— YOUR INSTRUCTIONS —
An exact copy of all the data is required, with pictures left out.

— SOURCE MATERIAL —
________________

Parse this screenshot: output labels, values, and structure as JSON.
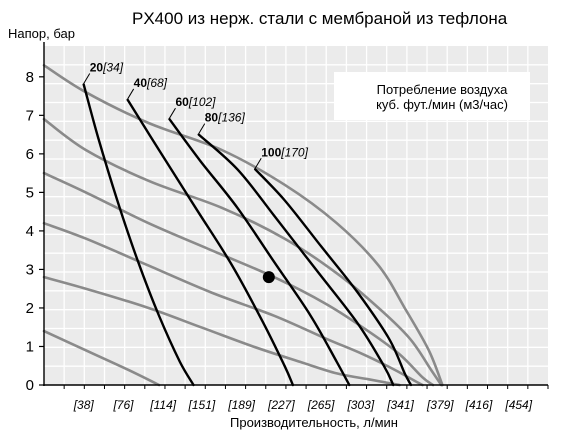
{
  "chart_data": {
    "type": "line",
    "title": "PX400 из нерж. стали с мембраной из тефлона",
    "ylabel": "Напор, бар",
    "xlabel": "Производительность, л/мин",
    "note_line1": "Потребление воздуха",
    "note_line2": "куб. фут./мин (м3/час)",
    "xlim": [
      0,
      482
    ],
    "ylim": [
      0,
      8.8
    ],
    "x_ticks": [
      38,
      76,
      114,
      151,
      189,
      227,
      265,
      303,
      341,
      379,
      416,
      454
    ],
    "x_tick_labels": [
      "[38]",
      "[76]",
      "[114]",
      "[151]",
      "[189]",
      "[227]",
      "[265]",
      "[303]",
      "[341]",
      "[379]",
      "[416]",
      "[454]"
    ],
    "y_ticks": [
      0,
      1,
      2,
      3,
      4,
      5,
      6,
      7,
      8
    ],
    "y_tick_labels": [
      "0",
      "1",
      "2",
      "3",
      "4",
      "5",
      "6",
      "7",
      "8"
    ],
    "grid": true,
    "pressure_series": [
      {
        "x": [
          0,
          40,
          100,
          170,
          230,
          280,
          320,
          345,
          368,
          381
        ],
        "y": [
          8.3,
          7.6,
          6.8,
          6.1,
          5.2,
          4.2,
          3.1,
          2.0,
          0.9,
          0
        ]
      },
      {
        "x": [
          0,
          40,
          100,
          170,
          230,
          280,
          320,
          350,
          370,
          380
        ],
        "y": [
          6.9,
          6.1,
          5.3,
          4.6,
          3.8,
          2.9,
          2.0,
          1.2,
          0.4,
          0
        ]
      },
      {
        "x": [
          0,
          40,
          100,
          160,
          220,
          270,
          310,
          340,
          362,
          372
        ],
        "y": [
          5.5,
          5.0,
          4.2,
          3.5,
          2.8,
          2.1,
          1.4,
          0.8,
          0.2,
          0
        ]
      },
      {
        "x": [
          0,
          40,
          100,
          160,
          220,
          270,
          305,
          335,
          355,
          362
        ],
        "y": [
          4.2,
          3.8,
          3.1,
          2.4,
          1.8,
          1.2,
          0.8,
          0.4,
          0.1,
          0
        ]
      },
      {
        "x": [
          0,
          40,
          100,
          150,
          200,
          245,
          280,
          310,
          330,
          340
        ],
        "y": [
          2.8,
          2.5,
          2.0,
          1.5,
          1.0,
          0.6,
          0.3,
          0.15,
          0.05,
          0
        ]
      },
      {
        "x": [
          0,
          40,
          80,
          110
        ],
        "y": [
          1.4,
          0.9,
          0.4,
          0
        ]
      }
    ],
    "air_series": [
      {
        "name": "20",
        "name_m3": "[34]",
        "x": [
          38,
          52,
          70,
          90,
          110,
          130,
          143
        ],
        "y": [
          7.8,
          6.4,
          4.8,
          3.2,
          1.8,
          0.6,
          0
        ]
      },
      {
        "name": "40",
        "name_m3": "[68]",
        "x": [
          80,
          110,
          145,
          180,
          210,
          230,
          238
        ],
        "y": [
          7.4,
          6.1,
          4.6,
          3.1,
          1.6,
          0.5,
          0
        ]
      },
      {
        "name": "60",
        "name_m3": "[102]",
        "x": [
          120,
          150,
          185,
          220,
          255,
          280,
          292
        ],
        "y": [
          6.9,
          5.8,
          4.6,
          3.2,
          1.8,
          0.6,
          0
        ]
      },
      {
        "name": "80",
        "name_m3": "[136]",
        "x": [
          148,
          185,
          220,
          260,
          300,
          325,
          334
        ],
        "y": [
          6.5,
          5.6,
          4.4,
          3.0,
          1.6,
          0.5,
          0
        ]
      },
      {
        "name": "100",
        "name_m3": "[170]",
        "x": [
          202,
          230,
          265,
          300,
          330,
          345,
          351
        ],
        "y": [
          5.6,
          4.8,
          3.6,
          2.4,
          1.2,
          0.3,
          0
        ]
      }
    ],
    "point": {
      "x": 215,
      "y": 2.8
    }
  }
}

________________

— TASK RESULT —
Parse this screenshot: output labels, values, and structure as JSON.
{
  "chart_data": {
    "type": "line",
    "title": "PX400 из нерж. стали с мембраной из тефлона",
    "ylabel": "Напор, бар",
    "xlabel": "Производительность, л/мин",
    "note_line1": "Потребление воздуха",
    "note_line2": "куб. фут./мин (м3/час)",
    "xlim": [
      0,
      482
    ],
    "ylim": [
      0,
      8.8
    ],
    "x_ticks": [
      38,
      76,
      114,
      151,
      189,
      227,
      265,
      303,
      341,
      379,
      416,
      454
    ],
    "x_tick_labels": [
      "[38]",
      "[76]",
      "[114]",
      "[151]",
      "[189]",
      "[227]",
      "[265]",
      "[303]",
      "[341]",
      "[379]",
      "[416]",
      "[454]"
    ],
    "y_ticks": [
      0,
      1,
      2,
      3,
      4,
      5,
      6,
      7,
      8
    ],
    "y_tick_labels": [
      "0",
      "1",
      "2",
      "3",
      "4",
      "5",
      "6",
      "7",
      "8"
    ],
    "grid": true,
    "pressure_series": [
      {
        "x": [
          0,
          40,
          100,
          170,
          230,
          280,
          320,
          345,
          368,
          381
        ],
        "y": [
          8.3,
          7.6,
          6.8,
          6.1,
          5.2,
          4.2,
          3.1,
          2.0,
          0.9,
          0
        ]
      },
      {
        "x": [
          0,
          40,
          100,
          170,
          230,
          280,
          320,
          350,
          370,
          380
        ],
        "y": [
          6.9,
          6.1,
          5.3,
          4.6,
          3.8,
          2.9,
          2.0,
          1.2,
          0.4,
          0
        ]
      },
      {
        "x": [
          0,
          40,
          100,
          160,
          220,
          270,
          310,
          340,
          362,
          372
        ],
        "y": [
          5.5,
          5.0,
          4.2,
          3.5,
          2.8,
          2.1,
          1.4,
          0.8,
          0.2,
          0
        ]
      },
      {
        "x": [
          0,
          40,
          100,
          160,
          220,
          270,
          305,
          335,
          355,
          362
        ],
        "y": [
          4.2,
          3.8,
          3.1,
          2.4,
          1.8,
          1.2,
          0.8,
          0.4,
          0.1,
          0
        ]
      },
      {
        "x": [
          0,
          40,
          100,
          150,
          200,
          245,
          280,
          310,
          330,
          340
        ],
        "y": [
          2.8,
          2.5,
          2.0,
          1.5,
          1.0,
          0.6,
          0.3,
          0.15,
          0.05,
          0
        ]
      },
      {
        "x": [
          0,
          40,
          80,
          110
        ],
        "y": [
          1.4,
          0.9,
          0.4,
          0
        ]
      }
    ],
    "air_series": [
      {
        "name": "20",
        "name_m3": "[34]",
        "x": [
          38,
          52,
          70,
          90,
          110,
          130,
          143
        ],
        "y": [
          7.8,
          6.4,
          4.8,
          3.2,
          1.8,
          0.6,
          0
        ]
      },
      {
        "name": "40",
        "name_m3": "[68]",
        "x": [
          80,
          110,
          145,
          180,
          210,
          230,
          238
        ],
        "y": [
          7.4,
          6.1,
          4.6,
          3.1,
          1.6,
          0.5,
          0
        ]
      },
      {
        "name": "60",
        "name_m3": "[102]",
        "x": [
          120,
          150,
          185,
          220,
          255,
          280,
          292
        ],
        "y": [
          6.9,
          5.8,
          4.6,
          3.2,
          1.8,
          0.6,
          0
        ]
      },
      {
        "name": "80",
        "name_m3": "[136]",
        "x": [
          148,
          185,
          220,
          260,
          300,
          325,
          334
        ],
        "y": [
          6.5,
          5.6,
          4.4,
          3.0,
          1.6,
          0.5,
          0
        ]
      },
      {
        "name": "100",
        "name_m3": "[170]",
        "x": [
          202,
          230,
          265,
          300,
          330,
          345,
          351
        ],
        "y": [
          5.6,
          4.8,
          3.6,
          2.4,
          1.2,
          0.3,
          0
        ]
      }
    ],
    "point": {
      "x": 215,
      "y": 2.8
    }
  }
}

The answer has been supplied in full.